_RECORDED INFORMATION_:
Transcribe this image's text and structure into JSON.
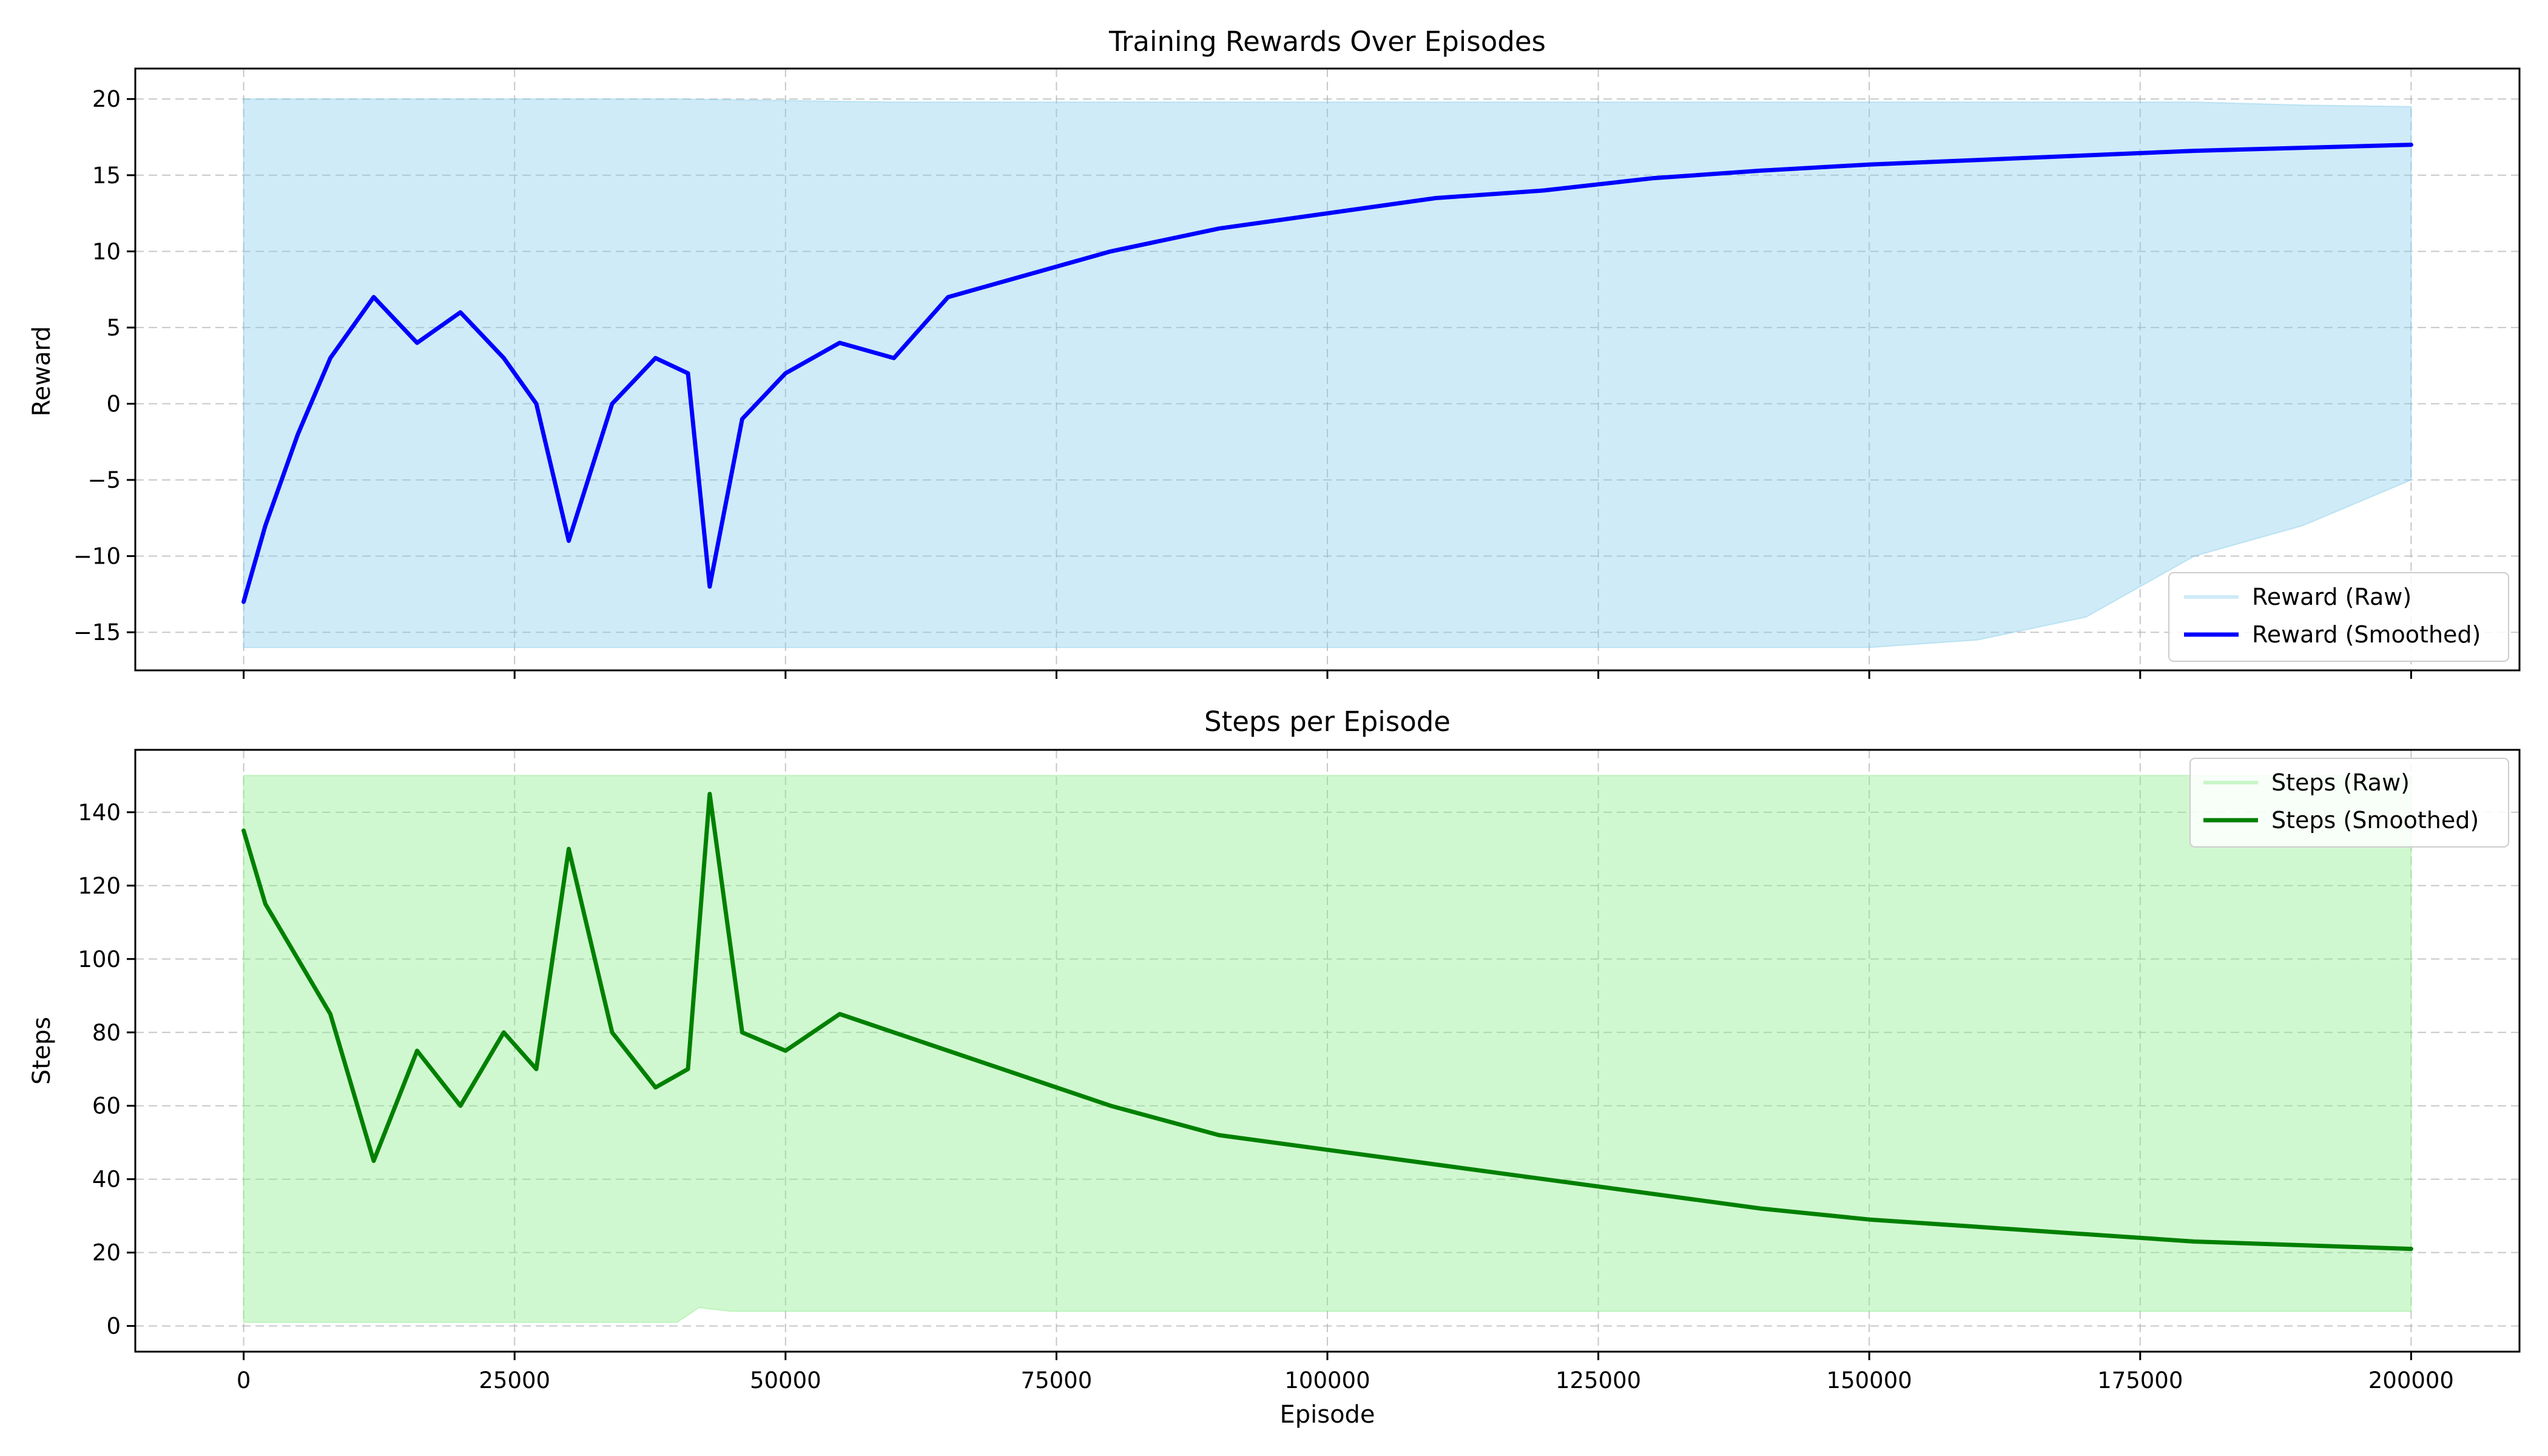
{
  "chart_data": [
    {
      "type": "line",
      "title": "Training Rewards Over Episodes",
      "xlabel": "",
      "ylabel": "Reward",
      "xlim": [
        -10000,
        210000
      ],
      "ylim": [
        -17.5,
        22
      ],
      "x_ticks": [
        0,
        25000,
        50000,
        75000,
        100000,
        125000,
        150000,
        175000,
        200000
      ],
      "x_tick_labels_visible": false,
      "y_ticks": [
        -15,
        -10,
        -5,
        0,
        5,
        10,
        15,
        20
      ],
      "y_tick_labels": [
        "−15",
        "−10",
        "−5",
        "0",
        "5",
        "10",
        "15",
        "20"
      ],
      "grid": true,
      "legend_position": "lower-right",
      "series": [
        {
          "name": "Reward (Raw)",
          "color": "#87ceeb",
          "style": "band",
          "x": [
            0,
            20000,
            40000,
            60000,
            80000,
            100000,
            110000,
            120000,
            130000,
            140000,
            150000,
            160000,
            170000,
            180000,
            190000,
            200000
          ],
          "upper": [
            20,
            20,
            20,
            19.8,
            19.8,
            19.8,
            19.8,
            19.8,
            19.8,
            19.8,
            19.8,
            19.8,
            19.8,
            19.8,
            19.6,
            19.5
          ],
          "lower": [
            -16,
            -16,
            -16,
            -16,
            -16,
            -16,
            -16,
            -16,
            -16,
            -16,
            -16,
            -15.5,
            -14,
            -10,
            -8,
            -5
          ]
        },
        {
          "name": "Reward (Smoothed)",
          "color": "#0000ff",
          "style": "line",
          "x": [
            0,
            2000,
            5000,
            8000,
            12000,
            16000,
            20000,
            24000,
            27000,
            30000,
            34000,
            38000,
            41000,
            43000,
            46000,
            50000,
            55000,
            60000,
            65000,
            70000,
            75000,
            80000,
            90000,
            100000,
            110000,
            120000,
            130000,
            140000,
            150000,
            160000,
            170000,
            180000,
            190000,
            200000
          ],
          "y": [
            -13,
            -8,
            -2,
            3,
            7,
            4,
            6,
            3,
            0,
            -9,
            0,
            3,
            2,
            -12,
            -1,
            2,
            4,
            3,
            7,
            8,
            9,
            10,
            11.5,
            12.5,
            13.5,
            14,
            14.8,
            15.3,
            15.7,
            16,
            16.3,
            16.6,
            16.8,
            17
          ]
        }
      ]
    },
    {
      "type": "line",
      "title": "Steps per Episode",
      "xlabel": "Episode",
      "ylabel": "Steps",
      "xlim": [
        -10000,
        210000
      ],
      "ylim": [
        -7,
        157
      ],
      "x_ticks": [
        0,
        25000,
        50000,
        75000,
        100000,
        125000,
        150000,
        175000,
        200000
      ],
      "x_tick_labels": [
        "0",
        "25000",
        "50000",
        "75000",
        "100000",
        "125000",
        "150000",
        "175000",
        "200000"
      ],
      "y_ticks": [
        0,
        20,
        40,
        60,
        80,
        100,
        120,
        140
      ],
      "y_tick_labels": [
        "0",
        "20",
        "40",
        "60",
        "80",
        "100",
        "120",
        "140"
      ],
      "grid": true,
      "legend_position": "upper-right",
      "series": [
        {
          "name": "Steps (Raw)",
          "color": "#90ee90",
          "style": "band",
          "x": [
            0,
            20000,
            40000,
            42000,
            45000,
            60000,
            80000,
            100000,
            120000,
            140000,
            160000,
            180000,
            200000
          ],
          "upper": [
            150,
            150,
            150,
            150,
            150,
            150,
            150,
            150,
            150,
            150,
            150,
            150,
            150
          ],
          "lower": [
            1,
            1,
            1,
            5,
            4,
            4,
            4,
            4,
            4,
            4,
            4,
            4,
            4
          ]
        },
        {
          "name": "Steps (Smoothed)",
          "color": "#008000",
          "style": "line",
          "x": [
            0,
            2000,
            5000,
            8000,
            12000,
            16000,
            20000,
            24000,
            27000,
            30000,
            34000,
            38000,
            41000,
            43000,
            46000,
            50000,
            55000,
            60000,
            65000,
            70000,
            75000,
            80000,
            90000,
            100000,
            110000,
            120000,
            130000,
            140000,
            150000,
            160000,
            170000,
            180000,
            190000,
            200000
          ],
          "y": [
            135,
            115,
            100,
            85,
            45,
            75,
            60,
            80,
            70,
            130,
            80,
            65,
            70,
            145,
            80,
            75,
            85,
            80,
            75,
            70,
            65,
            60,
            52,
            48,
            44,
            40,
            36,
            32,
            29,
            27,
            25,
            23,
            22,
            21
          ]
        }
      ]
    }
  ]
}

_PROBLEM_:
Reproduce the material word for word. Any pictures should be left out of the copy.

_CORRECT ANSWER_:
Transcribe this image's text and structure into JSON.
{
  "chart_data": [
    {
      "type": "line",
      "title": "Training Rewards Over Episodes",
      "xlabel": "",
      "ylabel": "Reward",
      "xlim": [
        -10000,
        210000
      ],
      "ylim": [
        -17.5,
        22
      ],
      "x_ticks": [
        0,
        25000,
        50000,
        75000,
        100000,
        125000,
        150000,
        175000,
        200000
      ],
      "x_tick_labels_visible": false,
      "y_ticks": [
        -15,
        -10,
        -5,
        0,
        5,
        10,
        15,
        20
      ],
      "y_tick_labels": [
        "−15",
        "−10",
        "−5",
        "0",
        "5",
        "10",
        "15",
        "20"
      ],
      "grid": true,
      "legend_position": "lower-right",
      "series": [
        {
          "name": "Reward (Raw)",
          "color": "#87ceeb",
          "style": "band",
          "x": [
            0,
            20000,
            40000,
            60000,
            80000,
            100000,
            110000,
            120000,
            130000,
            140000,
            150000,
            160000,
            170000,
            180000,
            190000,
            200000
          ],
          "upper": [
            20,
            20,
            20,
            19.8,
            19.8,
            19.8,
            19.8,
            19.8,
            19.8,
            19.8,
            19.8,
            19.8,
            19.8,
            19.8,
            19.6,
            19.5
          ],
          "lower": [
            -16,
            -16,
            -16,
            -16,
            -16,
            -16,
            -16,
            -16,
            -16,
            -16,
            -16,
            -15.5,
            -14,
            -10,
            -8,
            -5
          ]
        },
        {
          "name": "Reward (Smoothed)",
          "color": "#0000ff",
          "style": "line",
          "x": [
            0,
            2000,
            5000,
            8000,
            12000,
            16000,
            20000,
            24000,
            27000,
            30000,
            34000,
            38000,
            41000,
            43000,
            46000,
            50000,
            55000,
            60000,
            65000,
            70000,
            75000,
            80000,
            90000,
            100000,
            110000,
            120000,
            130000,
            140000,
            150000,
            160000,
            170000,
            180000,
            190000,
            200000
          ],
          "y": [
            -13,
            -8,
            -2,
            3,
            7,
            4,
            6,
            3,
            0,
            -9,
            0,
            3,
            2,
            -12,
            -1,
            2,
            4,
            3,
            7,
            8,
            9,
            10,
            11.5,
            12.5,
            13.5,
            14,
            14.8,
            15.3,
            15.7,
            16,
            16.3,
            16.6,
            16.8,
            17
          ]
        }
      ]
    },
    {
      "type": "line",
      "title": "Steps per Episode",
      "xlabel": "Episode",
      "ylabel": "Steps",
      "xlim": [
        -10000,
        210000
      ],
      "ylim": [
        -7,
        157
      ],
      "x_ticks": [
        0,
        25000,
        50000,
        75000,
        100000,
        125000,
        150000,
        175000,
        200000
      ],
      "x_tick_labels": [
        "0",
        "25000",
        "50000",
        "75000",
        "100000",
        "125000",
        "150000",
        "175000",
        "200000"
      ],
      "y_ticks": [
        0,
        20,
        40,
        60,
        80,
        100,
        120,
        140
      ],
      "y_tick_labels": [
        "0",
        "20",
        "40",
        "60",
        "80",
        "100",
        "120",
        "140"
      ],
      "grid": true,
      "legend_position": "upper-right",
      "series": [
        {
          "name": "Steps (Raw)",
          "color": "#90ee90",
          "style": "band",
          "x": [
            0,
            20000,
            40000,
            42000,
            45000,
            60000,
            80000,
            100000,
            120000,
            140000,
            160000,
            180000,
            200000
          ],
          "upper": [
            150,
            150,
            150,
            150,
            150,
            150,
            150,
            150,
            150,
            150,
            150,
            150,
            150
          ],
          "lower": [
            1,
            1,
            1,
            5,
            4,
            4,
            4,
            4,
            4,
            4,
            4,
            4,
            4
          ]
        },
        {
          "name": "Steps (Smoothed)",
          "color": "#008000",
          "style": "line",
          "x": [
            0,
            2000,
            5000,
            8000,
            12000,
            16000,
            20000,
            24000,
            27000,
            30000,
            34000,
            38000,
            41000,
            43000,
            46000,
            50000,
            55000,
            60000,
            65000,
            70000,
            75000,
            80000,
            90000,
            100000,
            110000,
            120000,
            130000,
            140000,
            150000,
            160000,
            170000,
            180000,
            190000,
            200000
          ],
          "y": [
            135,
            115,
            100,
            85,
            45,
            75,
            60,
            80,
            70,
            130,
            80,
            65,
            70,
            145,
            80,
            75,
            85,
            80,
            75,
            70,
            65,
            60,
            52,
            48,
            44,
            40,
            36,
            32,
            29,
            27,
            25,
            23,
            22,
            21
          ]
        }
      ]
    }
  ]
}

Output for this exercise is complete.